#### What you need to do:
Your task is to give the data again, exactly, with every line intact.

Extracted data entries:
----------------------------------------

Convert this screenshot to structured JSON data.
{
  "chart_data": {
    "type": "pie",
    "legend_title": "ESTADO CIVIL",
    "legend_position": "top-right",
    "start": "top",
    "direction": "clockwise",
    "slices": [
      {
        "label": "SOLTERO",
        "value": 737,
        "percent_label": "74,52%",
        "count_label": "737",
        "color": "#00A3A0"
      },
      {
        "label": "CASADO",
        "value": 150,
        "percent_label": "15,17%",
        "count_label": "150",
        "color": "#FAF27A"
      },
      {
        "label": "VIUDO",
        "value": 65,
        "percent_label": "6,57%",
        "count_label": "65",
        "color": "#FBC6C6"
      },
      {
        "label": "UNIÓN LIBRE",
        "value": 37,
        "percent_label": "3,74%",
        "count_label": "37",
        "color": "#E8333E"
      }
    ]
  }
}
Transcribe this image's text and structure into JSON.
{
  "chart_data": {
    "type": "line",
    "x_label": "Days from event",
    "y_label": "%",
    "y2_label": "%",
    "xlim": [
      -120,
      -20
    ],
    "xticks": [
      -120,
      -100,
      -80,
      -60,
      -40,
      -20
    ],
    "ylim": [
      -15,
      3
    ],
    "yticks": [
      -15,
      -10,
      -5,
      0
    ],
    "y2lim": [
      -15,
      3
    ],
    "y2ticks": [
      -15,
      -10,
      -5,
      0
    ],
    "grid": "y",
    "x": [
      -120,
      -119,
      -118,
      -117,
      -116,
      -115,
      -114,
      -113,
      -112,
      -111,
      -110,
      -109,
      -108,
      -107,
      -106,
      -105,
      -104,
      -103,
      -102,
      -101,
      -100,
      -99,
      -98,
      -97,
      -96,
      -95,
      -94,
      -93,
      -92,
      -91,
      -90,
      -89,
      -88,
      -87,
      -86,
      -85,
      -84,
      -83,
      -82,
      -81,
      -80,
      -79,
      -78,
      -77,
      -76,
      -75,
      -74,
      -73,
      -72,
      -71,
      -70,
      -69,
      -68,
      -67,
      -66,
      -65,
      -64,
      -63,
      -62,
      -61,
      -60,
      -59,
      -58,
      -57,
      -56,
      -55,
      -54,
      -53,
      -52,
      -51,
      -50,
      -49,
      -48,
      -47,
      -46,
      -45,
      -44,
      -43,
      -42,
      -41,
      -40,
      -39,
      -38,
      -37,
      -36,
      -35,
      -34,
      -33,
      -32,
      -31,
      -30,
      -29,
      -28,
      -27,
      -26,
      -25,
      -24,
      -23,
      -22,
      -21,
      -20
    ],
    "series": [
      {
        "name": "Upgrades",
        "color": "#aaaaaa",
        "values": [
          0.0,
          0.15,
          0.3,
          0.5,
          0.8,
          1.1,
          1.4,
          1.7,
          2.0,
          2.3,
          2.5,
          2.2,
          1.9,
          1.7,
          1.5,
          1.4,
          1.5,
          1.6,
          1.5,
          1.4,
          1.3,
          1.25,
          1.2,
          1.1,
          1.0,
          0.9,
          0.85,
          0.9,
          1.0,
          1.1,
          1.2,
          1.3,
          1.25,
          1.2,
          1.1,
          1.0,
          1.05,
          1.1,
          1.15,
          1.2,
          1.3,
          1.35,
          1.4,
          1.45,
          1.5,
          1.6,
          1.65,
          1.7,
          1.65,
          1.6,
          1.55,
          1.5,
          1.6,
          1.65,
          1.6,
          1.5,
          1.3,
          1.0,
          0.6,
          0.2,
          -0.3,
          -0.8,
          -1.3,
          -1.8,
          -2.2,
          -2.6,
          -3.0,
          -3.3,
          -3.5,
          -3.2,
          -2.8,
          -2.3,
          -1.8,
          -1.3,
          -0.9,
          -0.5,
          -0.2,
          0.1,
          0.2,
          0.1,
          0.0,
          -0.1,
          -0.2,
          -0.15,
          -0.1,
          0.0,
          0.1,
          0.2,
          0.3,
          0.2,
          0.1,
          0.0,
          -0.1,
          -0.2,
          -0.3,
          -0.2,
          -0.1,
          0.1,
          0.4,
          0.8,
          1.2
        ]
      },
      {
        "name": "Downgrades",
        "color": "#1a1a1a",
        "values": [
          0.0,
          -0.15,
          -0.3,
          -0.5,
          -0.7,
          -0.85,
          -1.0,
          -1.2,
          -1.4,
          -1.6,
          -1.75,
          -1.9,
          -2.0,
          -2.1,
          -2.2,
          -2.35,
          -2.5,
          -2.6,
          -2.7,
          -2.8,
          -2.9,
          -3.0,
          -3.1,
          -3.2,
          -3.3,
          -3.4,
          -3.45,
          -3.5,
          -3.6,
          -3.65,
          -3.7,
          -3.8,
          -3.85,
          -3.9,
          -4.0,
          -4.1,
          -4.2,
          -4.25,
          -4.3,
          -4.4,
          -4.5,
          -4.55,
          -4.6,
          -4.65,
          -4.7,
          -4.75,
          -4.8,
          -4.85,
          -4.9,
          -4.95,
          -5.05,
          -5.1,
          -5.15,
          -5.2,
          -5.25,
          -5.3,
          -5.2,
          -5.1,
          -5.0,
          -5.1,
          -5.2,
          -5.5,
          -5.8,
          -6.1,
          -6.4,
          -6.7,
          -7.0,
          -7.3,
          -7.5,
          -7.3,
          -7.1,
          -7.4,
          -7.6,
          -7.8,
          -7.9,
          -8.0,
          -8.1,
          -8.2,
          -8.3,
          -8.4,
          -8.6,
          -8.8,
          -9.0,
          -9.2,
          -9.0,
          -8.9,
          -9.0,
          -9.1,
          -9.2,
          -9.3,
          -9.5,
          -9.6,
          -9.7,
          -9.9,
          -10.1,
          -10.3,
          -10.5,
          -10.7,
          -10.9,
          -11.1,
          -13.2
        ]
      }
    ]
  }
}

----------------------------------------

#### Result of the exercise:
Convert this screenshot to structured JSON data.
{
  "chart_data": {
    "type": "pie",
    "legend_title": "ESTADO CIVIL",
    "legend_position": "top-right",
    "start": "top",
    "direction": "clockwise",
    "slices": [
      {
        "label": "SOLTERO",
        "value": 737,
        "percent_label": "74,52%",
        "count_label": "737",
        "color": "#00A3A0"
      },
      {
        "label": "CASADO",
        "value": 150,
        "percent_label": "15,17%",
        "count_label": "150",
        "color": "#FAF27A"
      },
      {
        "label": "VIUDO",
        "value": 65,
        "percent_label": "6,57%",
        "count_label": "65",
        "color": "#FBC6C6"
      },
      {
        "label": "UNIÓN LIBRE",
        "value": 37,
        "percent_label": "3,74%",
        "count_label": "37",
        "color": "#E8333E"
      }
    ]
  }
}
Transcribe this image's text and structure into JSON.
{
  "chart_data": {
    "type": "line",
    "x_label": "Days from event",
    "y_label": "%",
    "y2_label": "%",
    "xlim": [
      -120,
      -20
    ],
    "xticks": [
      -120,
      -100,
      -80,
      -60,
      -40,
      -20
    ],
    "ylim": [
      -15,
      3
    ],
    "yticks": [
      -15,
      -10,
      -5,
      0
    ],
    "y2lim": [
      -15,
      3
    ],
    "y2ticks": [
      -15,
      -10,
      -5,
      0
    ],
    "grid": "y",
    "x": [
      -120,
      -119,
      -118,
      -117,
      -116,
      -115,
      -114,
      -113,
      -112,
      -111,
      -110,
      -109,
      -108,
      -107,
      -106,
      -105,
      -104,
      -103,
      -102,
      -101,
      -100,
      -99,
      -98,
      -97,
      -96,
      -95,
      -94,
      -93,
      -92,
      -91,
      -90,
      -89,
      -88,
      -87,
      -86,
      -85,
      -84,
      -83,
      -82,
      -81,
      -80,
      -79,
      -78,
      -77,
      -76,
      -75,
      -74,
      -73,
      -72,
      -71,
      -70,
      -69,
      -68,
      -67,
      -66,
      -65,
      -64,
      -63,
      -62,
      -61,
      -60,
      -59,
      -58,
      -57,
      -56,
      -55,
      -54,
      -53,
      -52,
      -51,
      -50,
      -49,
      -48,
      -47,
      -46,
      -45,
      -44,
      -43,
      -42,
      -41,
      -40,
      -39,
      -38,
      -37,
      -36,
      -35,
      -34,
      -33,
      -32,
      -31,
      -30,
      -29,
      -28,
      -27,
      -26,
      -25,
      -24,
      -23,
      -22,
      -21,
      -20
    ],
    "series": [
      {
        "name": "Upgrades",
        "color": "#aaaaaa",
        "values": [
          0.0,
          0.15,
          0.3,
          0.5,
          0.8,
          1.1,
          1.4,
          1.7,
          2.0,
          2.3,
          2.5,
          2.2,
          1.9,
          1.7,
          1.5,
          1.4,
          1.5,
          1.6,
          1.5,
          1.4,
          1.3,
          1.25,
          1.2,
          1.1,
          1.0,
          0.9,
          0.85,
          0.9,
          1.0,
          1.1,
          1.2,
          1.3,
          1.25,
          1.2,
          1.1,
          1.0,
          1.05,
          1.1,
          1.15,
          1.2,
          1.3,
          1.35,
          1.4,
          1.45,
          1.5,
          1.6,
          1.65,
          1.7,
          1.65,
          1.6,
          1.55,
          1.5,
          1.6,
          1.65,
          1.6,
          1.5,
          1.3,
          1.0,
          0.6,
          0.2,
          -0.3,
          -0.8,
          -1.3,
          -1.8,
          -2.2,
          -2.6,
          -3.0,
          -3.3,
          -3.5,
          -3.2,
          -2.8,
          -2.3,
          -1.8,
          -1.3,
          -0.9,
          -0.5,
          -0.2,
          0.1,
          0.2,
          0.1,
          0.0,
          -0.1,
          -0.2,
          -0.15,
          -0.1,
          0.0,
          0.1,
          0.2,
          0.3,
          0.2,
          0.1,
          0.0,
          -0.1,
          -0.2,
          -0.3,
          -0.2,
          -0.1,
          0.1,
          0.4,
          0.8,
          1.2
        ]
      },
      {
        "name": "Downgrades",
        "color": "#1a1a1a",
        "values": [
          0.0,
          -0.15,
          -0.3,
          -0.5,
          -0.7,
          -0.85,
          -1.0,
          -1.2,
          -1.4,
          -1.6,
          -1.75,
          -1.9,
          -2.0,
          -2.1,
          -2.2,
          -2.35,
          -2.5,
          -2.6,
          -2.7,
          -2.8,
          -2.9,
          -3.0,
          -3.1,
          -3.2,
          -3.3,
          -3.4,
          -3.45,
          -3.5,
          -3.6,
          -3.65,
          -3.7,
          -3.8,
          -3.85,
          -3.9,
          -4.0,
          -4.1,
          -4.2,
          -4.25,
          -4.3,
          -4.4,
          -4.5,
          -4.55,
          -4.6,
          -4.65,
          -4.7,
          -4.75,
          -4.8,
          -4.85,
          -4.9,
          -4.95,
          -5.05,
          -5.1,
          -5.15,
          -5.2,
          -5.25,
          -5.3,
          -5.2,
          -5.1,
          -5.0,
          -5.1,
          -5.2,
          -5.5,
          -5.8,
          -6.1,
          -6.4,
          -6.7,
          -7.0,
          -7.3,
          -7.5,
          -7.3,
          -7.1,
          -7.4,
          -7.6,
          -7.8,
          -7.9,
          -8.0,
          -8.1,
          -8.2,
          -8.3,
          -8.4,
          -8.6,
          -8.8,
          -9.0,
          -9.2,
          -9.0,
          -8.9,
          -9.0,
          -9.1,
          -9.2,
          -9.3,
          -9.5,
          -9.6,
          -9.7,
          -9.9,
          -10.1,
          -10.3,
          -10.5,
          -10.7,
          -10.9,
          -11.1,
          -13.2
        ]
      }
    ]
  }
}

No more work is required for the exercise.